Though NASA was newborn on Oct. 1, 1958, it quickly built on a legacy of achievement and success, inherited from its predecessor agency, the National Advisory Committee on Aeronautics. NACA conducted pioneering research in aircraft design and supersonic flight. Since 1958, NASA has built on those achievements, continuing to make aircraft perform better while increasing safety.

Life on Earth

What will it take for people to live in space and ultimately travel to places beyond Earth? Aboard the International Space Station, astronauts are conducting research to answer that question. Whether it's growing plants to provide food and oxygen, or understanding how the body is affected by the lower gravity of space, astronauts are extending the legacy of discovery begun by the Mercury program in 1961 and carried on through the Apollo moon landings and the Space Shuttle program.

Humans in Space

Taking humans into space and understanding the universe are important, but it is equally important that NASA help us all to understand our home planet. In the early 1960s, NASA developed the first weather satellites, which now can tell us everything from whether rain will pass quickly to when and where a hurricane will strike. Building on that success, today's NASA satellites are helping us understand how Earth's air, water, land and life interact to affect the whole environment.

## Dataset excerpt
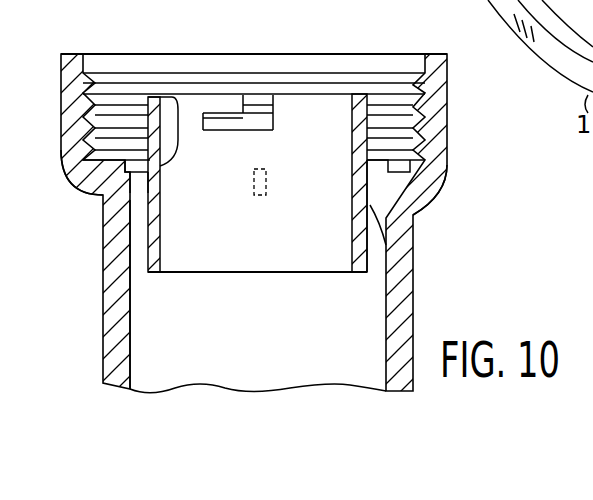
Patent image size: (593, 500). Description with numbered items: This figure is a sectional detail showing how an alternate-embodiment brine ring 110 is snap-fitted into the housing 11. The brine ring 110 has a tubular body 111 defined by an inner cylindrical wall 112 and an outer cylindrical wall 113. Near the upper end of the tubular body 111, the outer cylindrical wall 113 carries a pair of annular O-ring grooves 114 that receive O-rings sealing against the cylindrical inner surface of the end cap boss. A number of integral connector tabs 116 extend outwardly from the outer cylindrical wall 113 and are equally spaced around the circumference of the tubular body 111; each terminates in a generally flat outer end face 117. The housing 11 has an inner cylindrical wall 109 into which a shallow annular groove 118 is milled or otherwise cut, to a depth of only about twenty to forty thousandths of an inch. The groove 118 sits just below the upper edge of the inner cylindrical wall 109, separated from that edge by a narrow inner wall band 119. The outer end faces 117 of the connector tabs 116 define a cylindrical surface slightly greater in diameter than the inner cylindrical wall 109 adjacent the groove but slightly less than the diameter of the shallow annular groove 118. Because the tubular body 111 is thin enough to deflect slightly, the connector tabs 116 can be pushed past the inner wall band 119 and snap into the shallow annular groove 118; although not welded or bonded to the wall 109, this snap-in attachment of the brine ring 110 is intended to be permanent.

## Instructions
[1] Write out the part of the NASA passage that starts at "What will it" and ends at "Space Shuttle program.", word for word.
[2] According to the NASA passage, which agency came before NASA?

## Outputs by task
[1]
What will it take for people to live in space and ultimately travel to places beyond Earth? Aboard the International Space Station, astronauts are conducting research to answer that question. Whether it's growing plants to provide food and oxygen, or understanding how the body is affected by the lower gravity of space, astronauts are extending the legacy of discovery begun by the Mercury program in 1961 and carried on through the Apollo moon landings and the Space Shuttle program.

[2] The National Advisory Committee on Aeronautics (NACA).